--- START OF Material shown ---
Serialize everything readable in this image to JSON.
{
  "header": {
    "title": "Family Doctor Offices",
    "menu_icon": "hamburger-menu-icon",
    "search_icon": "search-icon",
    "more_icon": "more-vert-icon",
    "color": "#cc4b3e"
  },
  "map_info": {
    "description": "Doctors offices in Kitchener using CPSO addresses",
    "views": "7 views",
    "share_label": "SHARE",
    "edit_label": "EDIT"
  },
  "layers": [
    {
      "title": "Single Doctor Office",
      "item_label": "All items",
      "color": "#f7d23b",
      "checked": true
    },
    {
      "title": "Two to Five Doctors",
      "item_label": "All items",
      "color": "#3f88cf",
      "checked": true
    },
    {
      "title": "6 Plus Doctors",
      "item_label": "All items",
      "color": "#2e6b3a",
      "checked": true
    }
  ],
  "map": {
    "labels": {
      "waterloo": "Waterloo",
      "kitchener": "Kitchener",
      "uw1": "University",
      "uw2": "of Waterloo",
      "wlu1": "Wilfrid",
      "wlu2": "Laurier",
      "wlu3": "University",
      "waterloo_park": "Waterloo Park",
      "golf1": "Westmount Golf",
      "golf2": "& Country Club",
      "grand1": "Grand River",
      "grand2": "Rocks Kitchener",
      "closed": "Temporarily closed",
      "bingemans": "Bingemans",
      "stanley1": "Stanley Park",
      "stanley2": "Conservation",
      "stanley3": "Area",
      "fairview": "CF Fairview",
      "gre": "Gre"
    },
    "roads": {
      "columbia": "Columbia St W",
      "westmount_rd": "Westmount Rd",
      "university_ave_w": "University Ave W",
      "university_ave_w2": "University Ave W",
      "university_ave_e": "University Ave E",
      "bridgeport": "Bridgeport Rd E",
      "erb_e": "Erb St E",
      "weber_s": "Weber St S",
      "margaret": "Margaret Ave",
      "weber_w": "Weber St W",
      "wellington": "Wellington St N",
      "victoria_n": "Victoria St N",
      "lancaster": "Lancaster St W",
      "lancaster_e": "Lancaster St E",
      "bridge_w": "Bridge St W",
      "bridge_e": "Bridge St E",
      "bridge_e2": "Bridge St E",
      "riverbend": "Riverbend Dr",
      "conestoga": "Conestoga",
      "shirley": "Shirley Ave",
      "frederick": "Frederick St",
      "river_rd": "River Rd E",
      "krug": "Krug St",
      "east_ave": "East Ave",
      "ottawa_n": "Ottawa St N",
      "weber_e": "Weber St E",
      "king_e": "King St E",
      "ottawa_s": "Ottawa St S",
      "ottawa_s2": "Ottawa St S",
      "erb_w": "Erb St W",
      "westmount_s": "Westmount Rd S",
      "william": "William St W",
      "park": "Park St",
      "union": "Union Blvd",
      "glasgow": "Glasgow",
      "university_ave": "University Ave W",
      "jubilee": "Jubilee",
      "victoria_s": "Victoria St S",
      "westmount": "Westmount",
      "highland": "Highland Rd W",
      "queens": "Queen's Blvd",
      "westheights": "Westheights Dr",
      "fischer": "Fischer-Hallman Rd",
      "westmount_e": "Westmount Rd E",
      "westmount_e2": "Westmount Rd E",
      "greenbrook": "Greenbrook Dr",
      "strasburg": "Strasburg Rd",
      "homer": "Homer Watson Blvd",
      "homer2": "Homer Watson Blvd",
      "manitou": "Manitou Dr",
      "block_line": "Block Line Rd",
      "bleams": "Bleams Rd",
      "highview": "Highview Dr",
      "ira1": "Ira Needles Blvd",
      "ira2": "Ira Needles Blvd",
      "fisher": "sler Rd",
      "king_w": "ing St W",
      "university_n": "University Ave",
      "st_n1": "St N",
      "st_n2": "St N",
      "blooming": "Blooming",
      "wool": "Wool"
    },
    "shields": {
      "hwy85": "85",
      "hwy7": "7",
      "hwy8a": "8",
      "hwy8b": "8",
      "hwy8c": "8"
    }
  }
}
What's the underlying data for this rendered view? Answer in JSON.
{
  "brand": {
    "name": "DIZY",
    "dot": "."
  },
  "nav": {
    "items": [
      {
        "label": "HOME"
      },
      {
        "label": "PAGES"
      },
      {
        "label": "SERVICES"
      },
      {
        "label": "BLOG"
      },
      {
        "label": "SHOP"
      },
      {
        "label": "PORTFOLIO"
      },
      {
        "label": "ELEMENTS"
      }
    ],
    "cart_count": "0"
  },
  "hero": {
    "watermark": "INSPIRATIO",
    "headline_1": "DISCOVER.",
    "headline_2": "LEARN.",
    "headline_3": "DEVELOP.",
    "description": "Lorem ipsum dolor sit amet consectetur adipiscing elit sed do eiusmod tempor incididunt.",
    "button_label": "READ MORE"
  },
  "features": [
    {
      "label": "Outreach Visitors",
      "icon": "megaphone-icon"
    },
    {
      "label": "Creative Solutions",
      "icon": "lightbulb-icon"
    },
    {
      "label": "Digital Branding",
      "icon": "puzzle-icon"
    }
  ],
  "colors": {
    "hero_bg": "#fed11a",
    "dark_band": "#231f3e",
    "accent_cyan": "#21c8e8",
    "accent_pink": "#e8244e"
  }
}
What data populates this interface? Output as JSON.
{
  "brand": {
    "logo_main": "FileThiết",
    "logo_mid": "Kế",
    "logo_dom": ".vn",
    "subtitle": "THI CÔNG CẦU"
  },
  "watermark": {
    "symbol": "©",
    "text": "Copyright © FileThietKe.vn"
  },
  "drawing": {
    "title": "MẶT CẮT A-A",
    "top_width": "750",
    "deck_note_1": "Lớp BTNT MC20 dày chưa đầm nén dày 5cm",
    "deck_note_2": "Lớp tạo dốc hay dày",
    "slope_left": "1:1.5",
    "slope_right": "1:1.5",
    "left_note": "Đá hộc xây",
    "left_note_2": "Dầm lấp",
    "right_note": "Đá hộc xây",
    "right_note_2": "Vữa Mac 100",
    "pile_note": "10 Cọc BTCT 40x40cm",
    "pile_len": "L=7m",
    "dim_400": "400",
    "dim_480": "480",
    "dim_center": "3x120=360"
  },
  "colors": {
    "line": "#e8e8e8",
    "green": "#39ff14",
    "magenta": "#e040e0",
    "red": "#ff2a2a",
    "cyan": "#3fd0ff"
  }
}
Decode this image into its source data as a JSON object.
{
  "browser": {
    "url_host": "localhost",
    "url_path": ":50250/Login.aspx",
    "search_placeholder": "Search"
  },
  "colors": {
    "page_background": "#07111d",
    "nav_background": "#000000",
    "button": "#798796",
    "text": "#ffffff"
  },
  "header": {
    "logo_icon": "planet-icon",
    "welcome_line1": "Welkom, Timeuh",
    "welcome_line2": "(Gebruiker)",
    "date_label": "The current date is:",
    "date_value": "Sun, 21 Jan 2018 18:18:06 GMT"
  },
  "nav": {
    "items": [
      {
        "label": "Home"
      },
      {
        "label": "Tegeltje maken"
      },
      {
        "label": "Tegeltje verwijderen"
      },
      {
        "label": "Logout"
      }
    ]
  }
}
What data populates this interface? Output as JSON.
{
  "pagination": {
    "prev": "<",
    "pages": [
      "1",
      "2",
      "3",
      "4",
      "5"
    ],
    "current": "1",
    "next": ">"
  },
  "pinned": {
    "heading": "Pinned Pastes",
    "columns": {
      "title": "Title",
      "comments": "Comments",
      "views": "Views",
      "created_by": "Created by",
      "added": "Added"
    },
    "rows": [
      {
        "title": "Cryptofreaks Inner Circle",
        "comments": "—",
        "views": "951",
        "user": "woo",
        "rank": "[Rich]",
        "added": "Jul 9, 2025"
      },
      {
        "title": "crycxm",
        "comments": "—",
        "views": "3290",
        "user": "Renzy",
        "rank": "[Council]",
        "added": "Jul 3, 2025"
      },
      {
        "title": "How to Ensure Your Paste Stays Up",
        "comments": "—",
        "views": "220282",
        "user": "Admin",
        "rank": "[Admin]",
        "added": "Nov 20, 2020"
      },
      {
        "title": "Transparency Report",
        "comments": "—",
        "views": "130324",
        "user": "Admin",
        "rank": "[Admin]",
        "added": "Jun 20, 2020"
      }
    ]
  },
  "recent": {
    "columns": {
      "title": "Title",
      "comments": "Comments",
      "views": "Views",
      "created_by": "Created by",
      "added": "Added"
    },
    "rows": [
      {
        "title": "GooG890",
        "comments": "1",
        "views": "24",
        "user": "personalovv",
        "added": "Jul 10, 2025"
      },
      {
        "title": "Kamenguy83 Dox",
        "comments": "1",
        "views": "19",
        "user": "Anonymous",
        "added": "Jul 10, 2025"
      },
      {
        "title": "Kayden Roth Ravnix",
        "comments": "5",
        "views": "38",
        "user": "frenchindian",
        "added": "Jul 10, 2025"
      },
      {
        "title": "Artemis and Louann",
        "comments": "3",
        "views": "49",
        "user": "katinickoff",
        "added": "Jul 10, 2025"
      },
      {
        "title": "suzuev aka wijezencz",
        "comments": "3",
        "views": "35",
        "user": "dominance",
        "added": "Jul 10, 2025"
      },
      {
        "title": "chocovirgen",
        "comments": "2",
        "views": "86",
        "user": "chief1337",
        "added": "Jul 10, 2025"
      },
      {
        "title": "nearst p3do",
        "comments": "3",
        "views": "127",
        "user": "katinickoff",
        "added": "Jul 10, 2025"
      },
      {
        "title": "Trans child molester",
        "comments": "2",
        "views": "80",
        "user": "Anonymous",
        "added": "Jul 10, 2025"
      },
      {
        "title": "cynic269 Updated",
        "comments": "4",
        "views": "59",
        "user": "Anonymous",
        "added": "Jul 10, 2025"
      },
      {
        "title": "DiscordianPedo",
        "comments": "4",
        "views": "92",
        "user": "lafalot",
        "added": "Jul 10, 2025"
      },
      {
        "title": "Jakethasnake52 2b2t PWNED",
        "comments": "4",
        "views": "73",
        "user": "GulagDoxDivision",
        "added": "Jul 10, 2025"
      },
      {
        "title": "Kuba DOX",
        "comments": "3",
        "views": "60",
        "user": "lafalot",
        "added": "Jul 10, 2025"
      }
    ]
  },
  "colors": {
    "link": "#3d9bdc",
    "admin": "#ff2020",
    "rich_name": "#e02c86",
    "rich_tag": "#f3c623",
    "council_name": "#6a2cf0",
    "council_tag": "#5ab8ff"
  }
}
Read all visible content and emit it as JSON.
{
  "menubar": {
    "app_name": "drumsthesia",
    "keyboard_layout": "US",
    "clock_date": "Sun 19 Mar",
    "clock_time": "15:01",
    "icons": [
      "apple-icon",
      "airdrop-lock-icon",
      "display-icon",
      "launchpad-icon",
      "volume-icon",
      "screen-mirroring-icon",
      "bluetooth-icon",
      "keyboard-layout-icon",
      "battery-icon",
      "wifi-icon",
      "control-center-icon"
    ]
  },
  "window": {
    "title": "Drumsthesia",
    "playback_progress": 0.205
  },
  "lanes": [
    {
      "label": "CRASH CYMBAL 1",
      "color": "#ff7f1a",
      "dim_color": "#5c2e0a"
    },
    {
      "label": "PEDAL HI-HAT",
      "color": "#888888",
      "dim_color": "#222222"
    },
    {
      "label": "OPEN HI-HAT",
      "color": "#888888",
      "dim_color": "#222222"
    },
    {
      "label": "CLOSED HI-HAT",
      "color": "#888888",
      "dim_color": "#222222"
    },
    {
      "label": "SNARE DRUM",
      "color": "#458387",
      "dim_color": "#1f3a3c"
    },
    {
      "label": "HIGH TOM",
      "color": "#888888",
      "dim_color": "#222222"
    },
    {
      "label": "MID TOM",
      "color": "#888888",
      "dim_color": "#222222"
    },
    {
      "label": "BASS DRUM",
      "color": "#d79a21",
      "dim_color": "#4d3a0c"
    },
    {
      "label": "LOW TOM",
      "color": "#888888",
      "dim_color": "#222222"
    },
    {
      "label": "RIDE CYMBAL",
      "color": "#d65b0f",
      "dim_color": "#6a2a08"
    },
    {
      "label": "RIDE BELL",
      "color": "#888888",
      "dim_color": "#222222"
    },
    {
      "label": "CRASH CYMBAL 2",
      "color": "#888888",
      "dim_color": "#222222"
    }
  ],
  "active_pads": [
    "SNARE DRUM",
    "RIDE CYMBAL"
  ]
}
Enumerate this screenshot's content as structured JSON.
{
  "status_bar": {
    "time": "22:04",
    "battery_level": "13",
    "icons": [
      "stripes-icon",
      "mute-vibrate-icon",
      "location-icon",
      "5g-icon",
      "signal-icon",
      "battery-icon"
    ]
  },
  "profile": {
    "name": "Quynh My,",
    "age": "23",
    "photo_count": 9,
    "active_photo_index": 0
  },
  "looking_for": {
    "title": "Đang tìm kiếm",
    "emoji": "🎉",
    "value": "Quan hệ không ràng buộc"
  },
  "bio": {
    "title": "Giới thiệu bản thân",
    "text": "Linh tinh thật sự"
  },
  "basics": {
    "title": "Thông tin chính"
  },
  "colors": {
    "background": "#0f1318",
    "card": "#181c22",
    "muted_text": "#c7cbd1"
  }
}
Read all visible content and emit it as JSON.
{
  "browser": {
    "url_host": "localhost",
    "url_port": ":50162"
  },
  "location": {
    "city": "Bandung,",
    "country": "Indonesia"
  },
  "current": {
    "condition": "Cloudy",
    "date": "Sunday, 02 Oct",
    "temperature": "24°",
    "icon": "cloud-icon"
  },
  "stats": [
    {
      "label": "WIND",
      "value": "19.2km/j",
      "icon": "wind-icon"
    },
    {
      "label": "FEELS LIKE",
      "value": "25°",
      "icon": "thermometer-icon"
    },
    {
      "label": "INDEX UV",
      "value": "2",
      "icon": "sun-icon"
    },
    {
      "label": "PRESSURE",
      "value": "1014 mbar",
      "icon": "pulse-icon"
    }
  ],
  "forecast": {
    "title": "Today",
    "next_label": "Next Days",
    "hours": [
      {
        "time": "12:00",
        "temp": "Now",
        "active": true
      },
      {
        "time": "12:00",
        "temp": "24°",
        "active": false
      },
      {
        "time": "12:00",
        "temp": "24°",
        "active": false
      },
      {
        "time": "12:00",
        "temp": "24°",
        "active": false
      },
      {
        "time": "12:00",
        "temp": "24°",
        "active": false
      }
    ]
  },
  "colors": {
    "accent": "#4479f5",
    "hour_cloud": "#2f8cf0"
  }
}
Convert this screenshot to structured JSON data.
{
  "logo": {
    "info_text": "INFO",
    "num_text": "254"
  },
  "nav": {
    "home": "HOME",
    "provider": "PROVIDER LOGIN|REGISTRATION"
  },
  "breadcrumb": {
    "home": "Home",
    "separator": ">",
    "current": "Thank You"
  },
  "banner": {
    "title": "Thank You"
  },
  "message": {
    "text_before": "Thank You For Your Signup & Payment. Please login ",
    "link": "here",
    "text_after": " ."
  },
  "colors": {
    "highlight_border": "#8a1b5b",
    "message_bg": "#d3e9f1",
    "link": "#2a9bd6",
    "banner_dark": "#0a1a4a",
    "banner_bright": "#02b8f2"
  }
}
--- END OF Material shown ---
Objective:
Which lines of the data above contain "Westmount"? Copy each one.

Solution for this task:
      "golf1": "Westmount Golf",
      "westmount_rd": "Westmount Rd",
      "westmount_s": "Westmount Rd S",
      "westmount": "Westmount",
      "westmount_e": "Westmount Rd E",
      "westmount_e2": "Westmount Rd E",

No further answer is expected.